***** Excerpted records

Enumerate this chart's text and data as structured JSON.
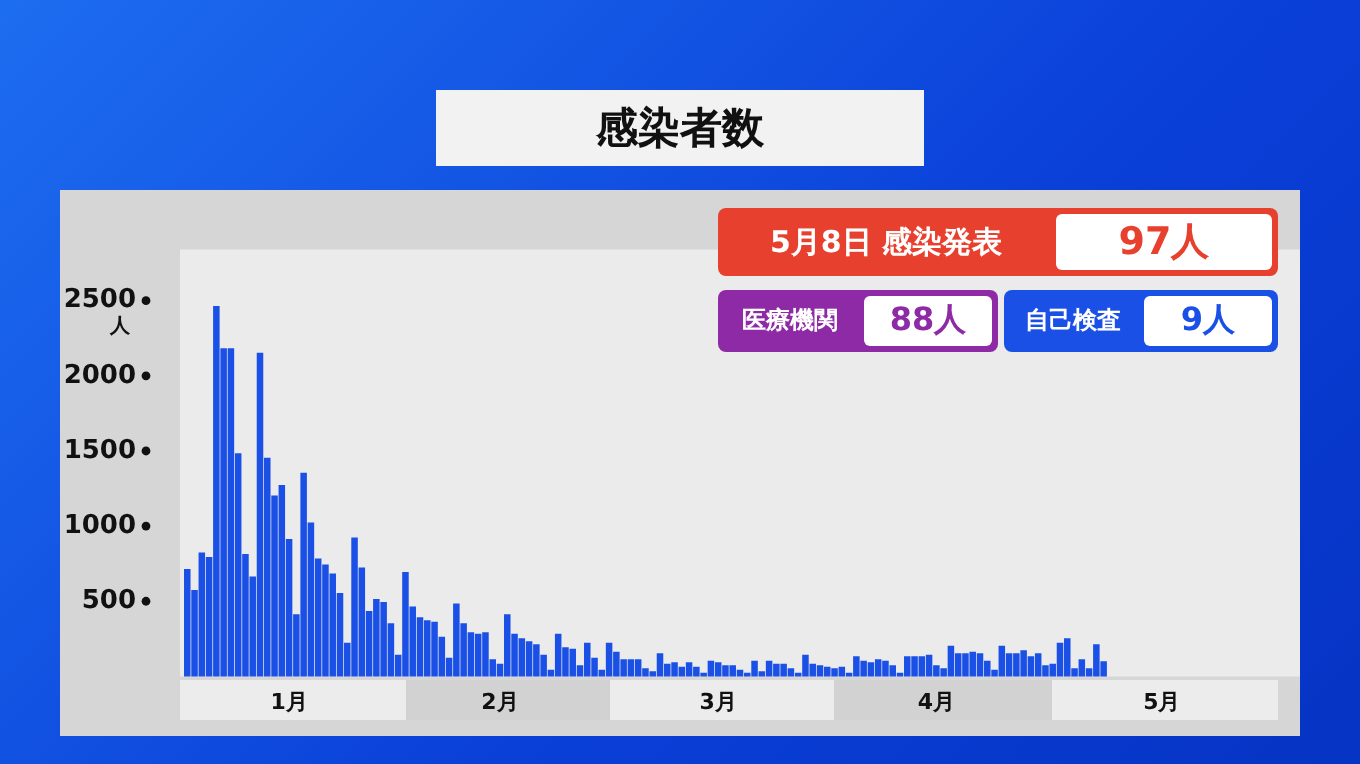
{
  "chart_data": {
    "type": "bar",
    "title": "感染者数",
    "ylabel": "人",
    "x": [
      "--01-02",
      "--01-03",
      "--01-04",
      "--01-05",
      "--01-06",
      "--01-07",
      "--01-08",
      "--01-09",
      "--01-10",
      "--01-11",
      "--01-12",
      "--01-13",
      "--01-14",
      "--01-15",
      "--01-16",
      "--01-17",
      "--01-18",
      "--01-19",
      "--01-20",
      "--01-21",
      "--01-22",
      "--01-23",
      "--01-24",
      "--01-25",
      "--01-26",
      "--01-27",
      "--01-28",
      "--01-29",
      "--01-30",
      "--01-31",
      "--02-01",
      "--02-02",
      "--02-03",
      "--02-04",
      "--02-05",
      "--02-06",
      "--02-07",
      "--02-08",
      "--02-09",
      "--02-10",
      "--02-11",
      "--02-12",
      "--02-13",
      "--02-14",
      "--02-15",
      "--02-16",
      "--02-17",
      "--02-18",
      "--02-19",
      "--02-20",
      "--02-21",
      "--02-22",
      "--02-23",
      "--02-24",
      "--02-25",
      "--02-26",
      "--02-27",
      "--02-28",
      "--03-01",
      "--03-02",
      "--03-03",
      "--03-04",
      "--03-05",
      "--03-06",
      "--03-07",
      "--03-08",
      "--03-09",
      "--03-10",
      "--03-11",
      "--03-12",
      "--03-13",
      "--03-14",
      "--03-15",
      "--03-16",
      "--03-17",
      "--03-18",
      "--03-19",
      "--03-20",
      "--03-21",
      "--03-22",
      "--03-23",
      "--03-24",
      "--03-25",
      "--03-26",
      "--03-27",
      "--03-28",
      "--03-29",
      "--03-30",
      "--03-31",
      "--04-01",
      "--04-02",
      "--04-03",
      "--04-04",
      "--04-05",
      "--04-06",
      "--04-07",
      "--04-08",
      "--04-09",
      "--04-10",
      "--04-11",
      "--04-12",
      "--04-13",
      "--04-14",
      "--04-15",
      "--04-16",
      "--04-17",
      "--04-18",
      "--04-19",
      "--04-20",
      "--04-21",
      "--04-22",
      "--04-23",
      "--04-24",
      "--04-25",
      "--04-26",
      "--04-27",
      "--04-28",
      "--04-29",
      "--04-30",
      "--05-01",
      "--05-02",
      "--05-03",
      "--05-04",
      "--05-05",
      "--05-06",
      "--05-07",
      "--05-08"
    ],
    "values": [
      710,
      570,
      820,
      790,
      2460,
      2180,
      2180,
      1480,
      810,
      660,
      2150,
      1450,
      1200,
      1270,
      910,
      410,
      1350,
      1020,
      780,
      740,
      680,
      550,
      220,
      920,
      720,
      430,
      510,
      490,
      350,
      140,
      690,
      460,
      390,
      370,
      360,
      260,
      120,
      480,
      350,
      290,
      280,
      290,
      110,
      80,
      410,
      280,
      250,
      230,
      210,
      140,
      40,
      280,
      190,
      180,
      70,
      220,
      120,
      40,
      220,
      160,
      110,
      110,
      110,
      50,
      30,
      150,
      80,
      90,
      60,
      90,
      60,
      20,
      100,
      90,
      70,
      70,
      40,
      20,
      100,
      30,
      100,
      80,
      80,
      50,
      20,
      140,
      80,
      70,
      60,
      50,
      60,
      20,
      130,
      100,
      90,
      110,
      100,
      70,
      20,
      130,
      130,
      130,
      140,
      70,
      50,
      200,
      150,
      150,
      160,
      150,
      100,
      40,
      200,
      150,
      150,
      170,
      130,
      150,
      70,
      80,
      220,
      250,
      50,
      110,
      50,
      210,
      97
    ],
    "color": "#1a50e6",
    "xlim": [
      "--01-01",
      "--06-04"
    ],
    "xticks": [
      {
        "value": "--01-16",
        "label": "1月"
      },
      {
        "value": "--02-14",
        "label": "2月"
      },
      {
        "value": "--03-16",
        "label": "3月"
      },
      {
        "value": "--04-15",
        "label": "4月"
      },
      {
        "value": "--05-16",
        "label": "5月"
      }
    ],
    "ylim": [
      0,
      2840
    ],
    "yticks": [
      500,
      1000,
      1500,
      2000,
      2500
    ],
    "annotations": [
      "5月8日 感染発表",
      "97人",
      "医療機関",
      "88人",
      "自己検査",
      "9人"
    ],
    "grid": false,
    "legend": false
  }
}
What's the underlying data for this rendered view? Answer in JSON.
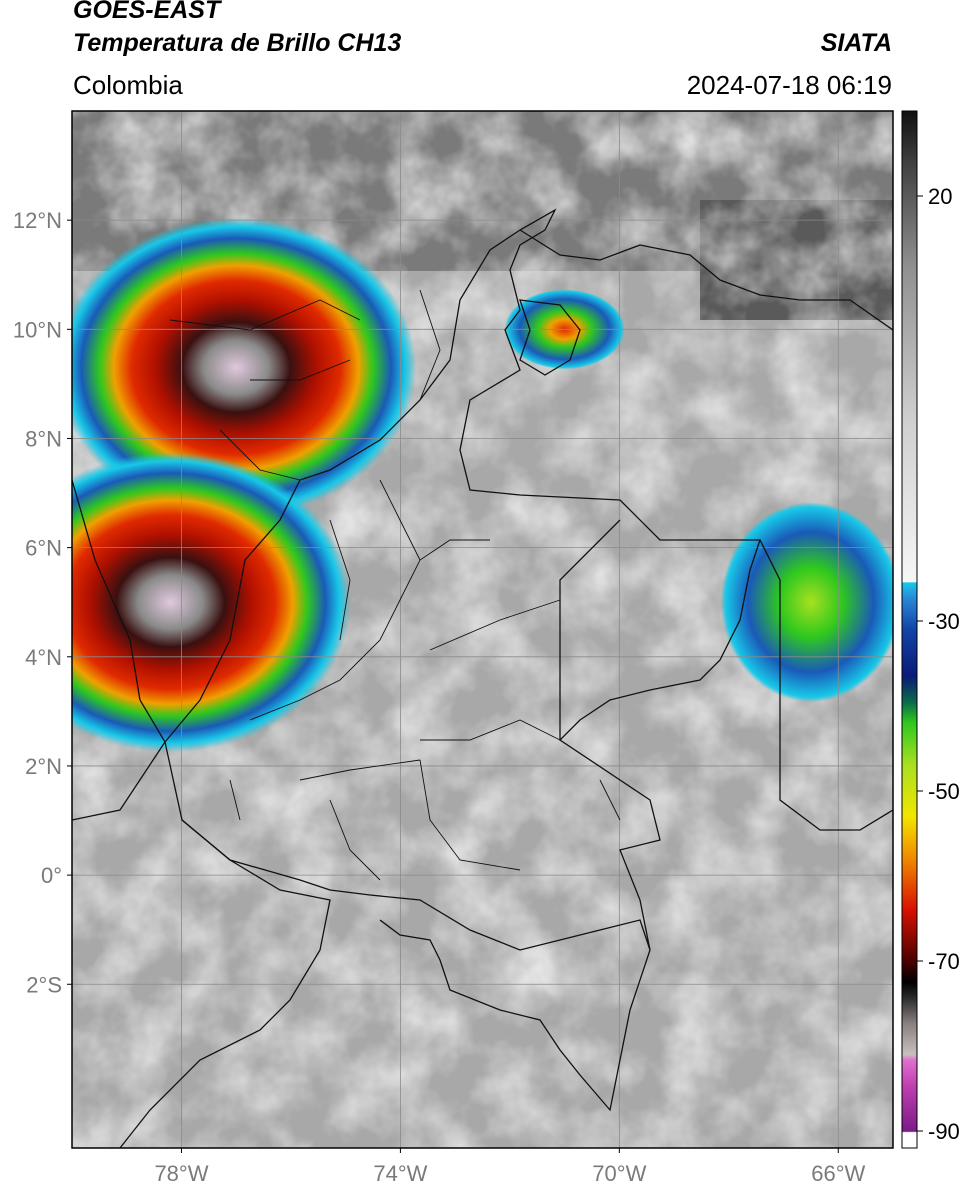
{
  "header": {
    "title_line1": "GOES-EAST",
    "title_line2": "Temperatura de Brillo CH13",
    "brand": "SIATA",
    "region": "Colombia",
    "timestamp": "2024-07-18 06:19"
  },
  "map": {
    "lon_range": [
      -80,
      -65
    ],
    "lat_range": [
      -5,
      14
    ],
    "lat_ticks": [
      {
        "value": 12,
        "label": "12°N"
      },
      {
        "value": 10,
        "label": "10°N"
      },
      {
        "value": 8,
        "label": "8°N"
      },
      {
        "value": 6,
        "label": "6°N"
      },
      {
        "value": 4,
        "label": "4°N"
      },
      {
        "value": 2,
        "label": "2°N"
      },
      {
        "value": 0,
        "label": "0°"
      },
      {
        "value": -2,
        "label": "2°S"
      }
    ],
    "lon_ticks": [
      {
        "value": -78,
        "label": "78°W"
      },
      {
        "value": -74,
        "label": "74°W"
      },
      {
        "value": -70,
        "label": "70°W"
      },
      {
        "value": -66,
        "label": "66°W"
      }
    ],
    "grid": true
  },
  "colorbar": {
    "range": [
      -92,
      30
    ],
    "ticks": [
      {
        "value": 20,
        "label": "20"
      },
      {
        "value": -30,
        "label": "-30"
      },
      {
        "value": -50,
        "label": "-50"
      },
      {
        "value": -70,
        "label": "-70"
      },
      {
        "value": -90,
        "label": "-90"
      }
    ],
    "colors": {
      "warm_dark": "#151515",
      "warm_grey": "#7d7d7d",
      "cloud_white": "#f0f0f0",
      "cyan": "#18c8e8",
      "blue": "#1244a8",
      "dark_blue": "#0a1a78",
      "green": "#2fc81e",
      "yellow": "#f2e600",
      "orange": "#f08c00",
      "red": "#d81200",
      "dark_red": "#4a0000",
      "magenta": "#e060c8",
      "purple": "#7a1a88"
    }
  },
  "features": [
    {
      "name": "cloud-cluster-caribbean",
      "lon": -77.0,
      "lat": 9.3,
      "level": "severe"
    },
    {
      "name": "cloud-cluster-pacific",
      "lon": -78.2,
      "lat": 5.0,
      "level": "severe"
    },
    {
      "name": "cloud-cluster-maracaibo",
      "lon": -71.0,
      "lat": 10.0,
      "level": "moderate"
    },
    {
      "name": "cloud-cluster-east",
      "lon": -66.5,
      "lat": 5.0,
      "level": "light"
    }
  ]
}
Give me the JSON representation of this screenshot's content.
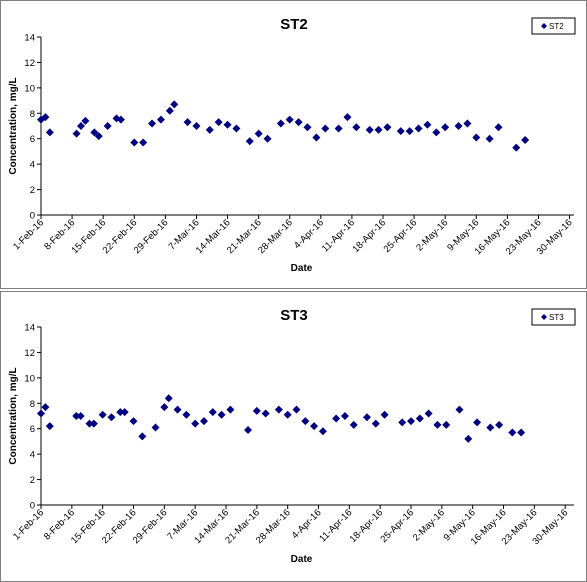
{
  "chart_data": [
    {
      "type": "scatter",
      "title": "ST2",
      "xlabel": "Date",
      "ylabel": "Concentration, mg/L",
      "xlim": [
        "2016-02-01",
        "2016-05-31"
      ],
      "ylim": [
        0,
        14
      ],
      "yticks": [
        0,
        2,
        4,
        6,
        8,
        10,
        12,
        14
      ],
      "xticks": [
        "1-Feb-16",
        "8-Feb-16",
        "15-Feb-16",
        "22-Feb-16",
        "29-Feb-16",
        "7-Mar-16",
        "14-Mar-16",
        "21-Mar-16",
        "28-Mar-16",
        "4-Apr-16",
        "11-Apr-16",
        "18-Apr-16",
        "25-Apr-16",
        "2-May-16",
        "9-May-16",
        "16-May-16",
        "23-May-16",
        "30-May-16"
      ],
      "legend": "top-right",
      "grid": false,
      "series": [
        {
          "name": "ST2",
          "color": "#000080",
          "marker": "diamond",
          "points": [
            [
              "2016-02-01",
              7.5
            ],
            [
              "2016-02-02",
              7.7
            ],
            [
              "2016-02-03",
              6.5
            ],
            [
              "2016-02-09",
              6.4
            ],
            [
              "2016-02-10",
              7.0
            ],
            [
              "2016-02-11",
              7.4
            ],
            [
              "2016-02-13",
              6.5
            ],
            [
              "2016-02-14",
              6.2
            ],
            [
              "2016-02-16",
              7.0
            ],
            [
              "2016-02-18",
              7.6
            ],
            [
              "2016-02-19",
              7.5
            ],
            [
              "2016-02-22",
              5.7
            ],
            [
              "2016-02-24",
              5.7
            ],
            [
              "2016-02-26",
              7.2
            ],
            [
              "2016-02-28",
              7.5
            ],
            [
              "2016-03-01",
              8.2
            ],
            [
              "2016-03-02",
              8.7
            ],
            [
              "2016-03-05",
              7.3
            ],
            [
              "2016-03-07",
              7.0
            ],
            [
              "2016-03-10",
              6.7
            ],
            [
              "2016-03-12",
              7.3
            ],
            [
              "2016-03-14",
              7.1
            ],
            [
              "2016-03-16",
              6.8
            ],
            [
              "2016-03-19",
              5.8
            ],
            [
              "2016-03-21",
              6.4
            ],
            [
              "2016-03-23",
              6.0
            ],
            [
              "2016-03-26",
              7.2
            ],
            [
              "2016-03-28",
              7.5
            ],
            [
              "2016-03-30",
              7.3
            ],
            [
              "2016-04-01",
              6.9
            ],
            [
              "2016-04-03",
              6.1
            ],
            [
              "2016-04-05",
              6.8
            ],
            [
              "2016-04-08",
              6.8
            ],
            [
              "2016-04-10",
              7.7
            ],
            [
              "2016-04-12",
              6.9
            ],
            [
              "2016-04-15",
              6.7
            ],
            [
              "2016-04-17",
              6.7
            ],
            [
              "2016-04-19",
              6.9
            ],
            [
              "2016-04-22",
              6.6
            ],
            [
              "2016-04-24",
              6.6
            ],
            [
              "2016-04-26",
              6.8
            ],
            [
              "2016-04-28",
              7.1
            ],
            [
              "2016-04-30",
              6.5
            ],
            [
              "2016-05-02",
              6.9
            ],
            [
              "2016-05-05",
              7.0
            ],
            [
              "2016-05-07",
              7.2
            ],
            [
              "2016-05-09",
              6.1
            ],
            [
              "2016-05-12",
              6.0
            ],
            [
              "2016-05-14",
              6.9
            ],
            [
              "2016-05-18",
              5.3
            ],
            [
              "2016-05-20",
              5.9
            ]
          ]
        }
      ]
    },
    {
      "type": "scatter",
      "title": "ST3",
      "xlabel": "Date",
      "ylabel": "Concentration, mg/L",
      "xlim": [
        "2016-02-01",
        "2016-06-01"
      ],
      "ylim": [
        0,
        14
      ],
      "yticks": [
        0,
        2,
        4,
        6,
        8,
        10,
        12,
        14
      ],
      "xticks": [
        "1-Feb-16",
        "8-Feb-16",
        "15-Feb-16",
        "22-Feb-16",
        "29-Feb-16",
        "7-Mar-16",
        "14-Mar-16",
        "21-Mar-16",
        "28-Mar-16",
        "4-Apr-16",
        "11-Apr-16",
        "18-Apr-16",
        "25-Apr-16",
        "2-May-16",
        "9-May-16",
        "16-May-16",
        "23-May-16",
        "30-May-16"
      ],
      "legend": "top-right",
      "grid": false,
      "series": [
        {
          "name": "ST3",
          "color": "#000080",
          "marker": "diamond",
          "points": [
            [
              "2016-02-01",
              7.2
            ],
            [
              "2016-02-02",
              7.7
            ],
            [
              "2016-02-03",
              6.2
            ],
            [
              "2016-02-09",
              7.0
            ],
            [
              "2016-02-10",
              7.0
            ],
            [
              "2016-02-12",
              6.4
            ],
            [
              "2016-02-13",
              6.4
            ],
            [
              "2016-02-15",
              7.1
            ],
            [
              "2016-02-17",
              6.9
            ],
            [
              "2016-02-19",
              7.3
            ],
            [
              "2016-02-20",
              7.3
            ],
            [
              "2016-02-22",
              6.6
            ],
            [
              "2016-02-24",
              5.4
            ],
            [
              "2016-02-27",
              6.1
            ],
            [
              "2016-02-29",
              7.7
            ],
            [
              "2016-03-01",
              8.4
            ],
            [
              "2016-03-03",
              7.5
            ],
            [
              "2016-03-05",
              7.1
            ],
            [
              "2016-03-07",
              6.4
            ],
            [
              "2016-03-09",
              6.6
            ],
            [
              "2016-03-11",
              7.3
            ],
            [
              "2016-03-13",
              7.1
            ],
            [
              "2016-03-15",
              7.5
            ],
            [
              "2016-03-19",
              5.9
            ],
            [
              "2016-03-21",
              7.4
            ],
            [
              "2016-03-23",
              7.2
            ],
            [
              "2016-03-26",
              7.5
            ],
            [
              "2016-03-28",
              7.1
            ],
            [
              "2016-03-30",
              7.5
            ],
            [
              "2016-04-01",
              6.6
            ],
            [
              "2016-04-03",
              6.2
            ],
            [
              "2016-04-05",
              5.8
            ],
            [
              "2016-04-08",
              6.8
            ],
            [
              "2016-04-10",
              7.0
            ],
            [
              "2016-04-12",
              6.3
            ],
            [
              "2016-04-15",
              6.9
            ],
            [
              "2016-04-17",
              6.4
            ],
            [
              "2016-04-19",
              7.1
            ],
            [
              "2016-04-23",
              6.5
            ],
            [
              "2016-04-25",
              6.6
            ],
            [
              "2016-04-27",
              6.8
            ],
            [
              "2016-04-29",
              7.2
            ],
            [
              "2016-05-01",
              6.3
            ],
            [
              "2016-05-03",
              6.3
            ],
            [
              "2016-05-06",
              7.5
            ],
            [
              "2016-05-08",
              5.2
            ],
            [
              "2016-05-10",
              6.5
            ],
            [
              "2016-05-13",
              6.1
            ],
            [
              "2016-05-15",
              6.3
            ],
            [
              "2016-05-18",
              5.7
            ],
            [
              "2016-05-20",
              5.7
            ]
          ]
        }
      ]
    }
  ]
}
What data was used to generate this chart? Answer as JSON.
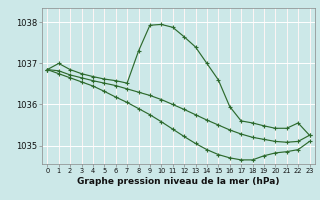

**********

— Task prompt —
Extract all lines containing the word "Answer".

— Result of this task —
What's the underlying data for this rendered view? Answer in JSON.
What data was used to generate this chart? Answer as JSON.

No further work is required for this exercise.